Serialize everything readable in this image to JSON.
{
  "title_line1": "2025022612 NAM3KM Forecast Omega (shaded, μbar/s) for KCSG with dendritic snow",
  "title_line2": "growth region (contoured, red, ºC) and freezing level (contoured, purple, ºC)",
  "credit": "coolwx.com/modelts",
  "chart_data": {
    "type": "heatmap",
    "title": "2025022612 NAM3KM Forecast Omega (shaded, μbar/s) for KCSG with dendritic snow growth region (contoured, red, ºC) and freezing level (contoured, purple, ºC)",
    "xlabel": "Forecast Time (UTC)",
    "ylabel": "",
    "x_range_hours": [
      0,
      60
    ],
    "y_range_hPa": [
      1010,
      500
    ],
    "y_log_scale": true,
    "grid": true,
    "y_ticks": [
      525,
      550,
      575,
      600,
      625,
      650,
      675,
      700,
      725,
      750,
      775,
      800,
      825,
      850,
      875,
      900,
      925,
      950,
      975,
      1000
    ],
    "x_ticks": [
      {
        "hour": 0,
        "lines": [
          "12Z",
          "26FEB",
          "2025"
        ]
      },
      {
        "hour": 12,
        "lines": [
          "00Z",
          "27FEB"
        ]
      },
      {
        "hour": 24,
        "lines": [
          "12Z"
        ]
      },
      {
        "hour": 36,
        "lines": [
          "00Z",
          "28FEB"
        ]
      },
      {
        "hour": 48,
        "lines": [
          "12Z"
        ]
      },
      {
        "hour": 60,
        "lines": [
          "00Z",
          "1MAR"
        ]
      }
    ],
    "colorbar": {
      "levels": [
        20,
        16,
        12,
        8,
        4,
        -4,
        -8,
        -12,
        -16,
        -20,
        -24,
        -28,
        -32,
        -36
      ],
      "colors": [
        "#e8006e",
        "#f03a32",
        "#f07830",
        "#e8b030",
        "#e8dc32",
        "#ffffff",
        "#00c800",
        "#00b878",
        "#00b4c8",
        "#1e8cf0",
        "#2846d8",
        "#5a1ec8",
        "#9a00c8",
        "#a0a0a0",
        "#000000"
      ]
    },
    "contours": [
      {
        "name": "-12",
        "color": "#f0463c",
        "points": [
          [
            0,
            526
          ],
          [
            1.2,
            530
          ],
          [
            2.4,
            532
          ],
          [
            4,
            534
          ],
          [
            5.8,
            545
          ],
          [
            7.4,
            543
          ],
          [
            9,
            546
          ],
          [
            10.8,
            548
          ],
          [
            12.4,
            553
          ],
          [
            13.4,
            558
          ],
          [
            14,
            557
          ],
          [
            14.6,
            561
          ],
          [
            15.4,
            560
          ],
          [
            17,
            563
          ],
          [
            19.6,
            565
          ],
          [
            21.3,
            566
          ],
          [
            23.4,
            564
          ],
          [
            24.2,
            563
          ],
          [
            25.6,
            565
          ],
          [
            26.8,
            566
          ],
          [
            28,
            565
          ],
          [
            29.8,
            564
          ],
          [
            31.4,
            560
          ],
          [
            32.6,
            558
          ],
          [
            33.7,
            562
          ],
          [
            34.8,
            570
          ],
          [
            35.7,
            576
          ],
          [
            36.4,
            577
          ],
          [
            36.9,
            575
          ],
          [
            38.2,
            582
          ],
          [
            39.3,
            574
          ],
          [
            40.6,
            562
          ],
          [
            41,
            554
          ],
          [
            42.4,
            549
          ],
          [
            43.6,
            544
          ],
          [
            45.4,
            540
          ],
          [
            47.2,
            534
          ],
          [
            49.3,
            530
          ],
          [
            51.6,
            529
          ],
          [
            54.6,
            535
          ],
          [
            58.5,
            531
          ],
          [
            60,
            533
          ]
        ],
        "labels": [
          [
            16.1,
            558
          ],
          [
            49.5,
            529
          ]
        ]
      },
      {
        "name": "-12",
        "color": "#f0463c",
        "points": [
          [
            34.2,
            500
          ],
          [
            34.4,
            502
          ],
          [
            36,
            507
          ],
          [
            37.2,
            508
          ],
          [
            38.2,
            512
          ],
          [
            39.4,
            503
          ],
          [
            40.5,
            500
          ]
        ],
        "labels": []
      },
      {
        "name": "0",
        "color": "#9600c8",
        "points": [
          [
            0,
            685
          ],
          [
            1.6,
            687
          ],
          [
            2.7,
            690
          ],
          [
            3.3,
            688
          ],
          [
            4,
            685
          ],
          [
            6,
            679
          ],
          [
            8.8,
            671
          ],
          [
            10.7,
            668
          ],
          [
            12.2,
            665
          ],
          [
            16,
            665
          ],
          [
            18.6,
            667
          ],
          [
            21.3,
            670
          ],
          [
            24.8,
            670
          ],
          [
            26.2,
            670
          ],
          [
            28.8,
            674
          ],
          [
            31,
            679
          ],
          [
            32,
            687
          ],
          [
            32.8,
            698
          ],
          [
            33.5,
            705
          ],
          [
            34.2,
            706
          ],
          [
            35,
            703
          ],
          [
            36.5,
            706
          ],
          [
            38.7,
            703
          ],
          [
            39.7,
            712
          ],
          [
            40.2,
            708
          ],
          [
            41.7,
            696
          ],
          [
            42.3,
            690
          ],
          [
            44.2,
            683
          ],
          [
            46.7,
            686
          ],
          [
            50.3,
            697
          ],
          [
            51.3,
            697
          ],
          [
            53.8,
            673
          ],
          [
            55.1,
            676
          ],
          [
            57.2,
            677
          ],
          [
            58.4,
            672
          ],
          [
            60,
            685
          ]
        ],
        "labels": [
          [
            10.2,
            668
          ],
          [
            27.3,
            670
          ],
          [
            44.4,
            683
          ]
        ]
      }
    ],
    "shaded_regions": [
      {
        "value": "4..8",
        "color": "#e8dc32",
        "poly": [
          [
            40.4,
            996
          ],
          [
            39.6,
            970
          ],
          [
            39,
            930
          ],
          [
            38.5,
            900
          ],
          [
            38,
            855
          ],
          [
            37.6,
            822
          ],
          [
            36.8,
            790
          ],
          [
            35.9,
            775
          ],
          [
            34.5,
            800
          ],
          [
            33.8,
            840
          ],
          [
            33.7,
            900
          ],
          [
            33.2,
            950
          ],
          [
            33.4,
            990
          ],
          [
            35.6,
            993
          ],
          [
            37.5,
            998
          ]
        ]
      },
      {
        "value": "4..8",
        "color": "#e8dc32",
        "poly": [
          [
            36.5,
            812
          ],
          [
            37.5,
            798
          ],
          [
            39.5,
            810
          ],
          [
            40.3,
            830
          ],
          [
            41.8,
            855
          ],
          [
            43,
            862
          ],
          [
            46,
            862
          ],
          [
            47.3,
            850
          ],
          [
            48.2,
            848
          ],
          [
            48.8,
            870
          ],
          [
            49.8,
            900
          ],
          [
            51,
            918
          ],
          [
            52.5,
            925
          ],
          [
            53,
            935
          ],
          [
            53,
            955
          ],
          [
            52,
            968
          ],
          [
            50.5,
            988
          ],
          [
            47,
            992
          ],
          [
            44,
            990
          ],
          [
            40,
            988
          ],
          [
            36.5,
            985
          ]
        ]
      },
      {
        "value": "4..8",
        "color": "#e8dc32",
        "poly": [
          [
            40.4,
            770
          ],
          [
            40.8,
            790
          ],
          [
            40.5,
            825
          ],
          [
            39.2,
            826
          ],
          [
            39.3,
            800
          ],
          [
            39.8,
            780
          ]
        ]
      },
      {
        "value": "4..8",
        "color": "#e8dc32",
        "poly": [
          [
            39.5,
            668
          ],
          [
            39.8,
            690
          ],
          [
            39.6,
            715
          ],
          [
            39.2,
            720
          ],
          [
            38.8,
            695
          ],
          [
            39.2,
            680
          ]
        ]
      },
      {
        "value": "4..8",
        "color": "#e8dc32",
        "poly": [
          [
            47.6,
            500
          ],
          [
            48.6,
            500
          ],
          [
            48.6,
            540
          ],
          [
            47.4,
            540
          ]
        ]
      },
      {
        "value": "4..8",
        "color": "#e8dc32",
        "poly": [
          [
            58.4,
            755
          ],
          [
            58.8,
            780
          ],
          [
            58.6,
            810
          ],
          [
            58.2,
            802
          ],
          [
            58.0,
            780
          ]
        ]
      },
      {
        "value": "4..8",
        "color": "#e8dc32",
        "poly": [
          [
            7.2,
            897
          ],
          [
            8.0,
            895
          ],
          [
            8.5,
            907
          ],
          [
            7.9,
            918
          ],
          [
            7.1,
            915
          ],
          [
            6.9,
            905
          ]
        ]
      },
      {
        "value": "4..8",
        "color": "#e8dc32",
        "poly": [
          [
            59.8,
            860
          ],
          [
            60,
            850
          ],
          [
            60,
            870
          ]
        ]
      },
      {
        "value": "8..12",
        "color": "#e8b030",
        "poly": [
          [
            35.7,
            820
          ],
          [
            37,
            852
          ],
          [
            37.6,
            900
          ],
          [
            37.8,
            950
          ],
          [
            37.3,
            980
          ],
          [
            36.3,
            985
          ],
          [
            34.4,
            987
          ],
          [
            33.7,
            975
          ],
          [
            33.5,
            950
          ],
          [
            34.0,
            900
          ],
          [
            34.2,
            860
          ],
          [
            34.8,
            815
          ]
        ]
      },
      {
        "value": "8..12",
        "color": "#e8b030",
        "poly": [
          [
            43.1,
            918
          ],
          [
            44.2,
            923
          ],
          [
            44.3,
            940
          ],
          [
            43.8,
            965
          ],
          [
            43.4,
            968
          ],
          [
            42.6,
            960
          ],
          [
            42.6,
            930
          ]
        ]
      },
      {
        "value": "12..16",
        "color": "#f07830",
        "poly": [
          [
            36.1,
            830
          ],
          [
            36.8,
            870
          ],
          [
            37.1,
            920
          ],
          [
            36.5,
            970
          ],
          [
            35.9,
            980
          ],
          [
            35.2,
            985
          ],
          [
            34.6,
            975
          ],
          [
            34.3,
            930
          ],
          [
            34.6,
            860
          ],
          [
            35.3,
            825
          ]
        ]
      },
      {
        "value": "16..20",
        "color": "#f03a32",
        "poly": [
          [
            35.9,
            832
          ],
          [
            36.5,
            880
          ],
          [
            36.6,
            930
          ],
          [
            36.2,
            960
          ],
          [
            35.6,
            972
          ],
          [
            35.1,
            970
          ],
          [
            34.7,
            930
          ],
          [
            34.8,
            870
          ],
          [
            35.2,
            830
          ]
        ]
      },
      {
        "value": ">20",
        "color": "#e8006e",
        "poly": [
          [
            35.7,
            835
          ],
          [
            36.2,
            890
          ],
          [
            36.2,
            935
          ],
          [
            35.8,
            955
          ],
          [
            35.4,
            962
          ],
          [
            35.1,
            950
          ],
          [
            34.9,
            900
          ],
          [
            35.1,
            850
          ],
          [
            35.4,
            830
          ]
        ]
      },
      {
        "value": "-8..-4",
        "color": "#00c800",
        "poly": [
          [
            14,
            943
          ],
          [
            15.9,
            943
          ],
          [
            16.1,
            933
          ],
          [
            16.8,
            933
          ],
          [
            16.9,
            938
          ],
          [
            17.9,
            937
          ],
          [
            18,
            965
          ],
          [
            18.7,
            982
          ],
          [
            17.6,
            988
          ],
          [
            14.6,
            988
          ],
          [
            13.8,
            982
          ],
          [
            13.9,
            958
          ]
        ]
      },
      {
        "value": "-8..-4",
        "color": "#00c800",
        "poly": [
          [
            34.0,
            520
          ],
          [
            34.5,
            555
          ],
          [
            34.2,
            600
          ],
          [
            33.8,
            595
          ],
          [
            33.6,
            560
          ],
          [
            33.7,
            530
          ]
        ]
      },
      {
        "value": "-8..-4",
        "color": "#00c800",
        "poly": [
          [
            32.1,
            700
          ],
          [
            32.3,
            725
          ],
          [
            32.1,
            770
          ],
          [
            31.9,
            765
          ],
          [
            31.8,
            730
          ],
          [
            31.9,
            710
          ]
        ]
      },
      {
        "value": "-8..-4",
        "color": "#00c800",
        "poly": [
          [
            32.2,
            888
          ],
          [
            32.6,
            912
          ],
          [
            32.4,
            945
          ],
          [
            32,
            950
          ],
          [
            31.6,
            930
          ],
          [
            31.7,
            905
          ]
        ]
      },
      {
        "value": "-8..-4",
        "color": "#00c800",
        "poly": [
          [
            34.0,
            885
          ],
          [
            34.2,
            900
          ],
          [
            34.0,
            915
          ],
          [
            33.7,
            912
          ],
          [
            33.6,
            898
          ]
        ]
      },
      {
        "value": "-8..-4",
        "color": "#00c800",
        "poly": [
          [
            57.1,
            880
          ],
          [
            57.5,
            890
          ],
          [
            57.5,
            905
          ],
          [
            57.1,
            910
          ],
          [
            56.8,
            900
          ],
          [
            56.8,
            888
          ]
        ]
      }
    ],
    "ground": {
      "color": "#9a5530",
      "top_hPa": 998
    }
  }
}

→ **Task to complete**: Find every line holding the word "purple"; give their count and nothing else.

→ **Finished task**: 2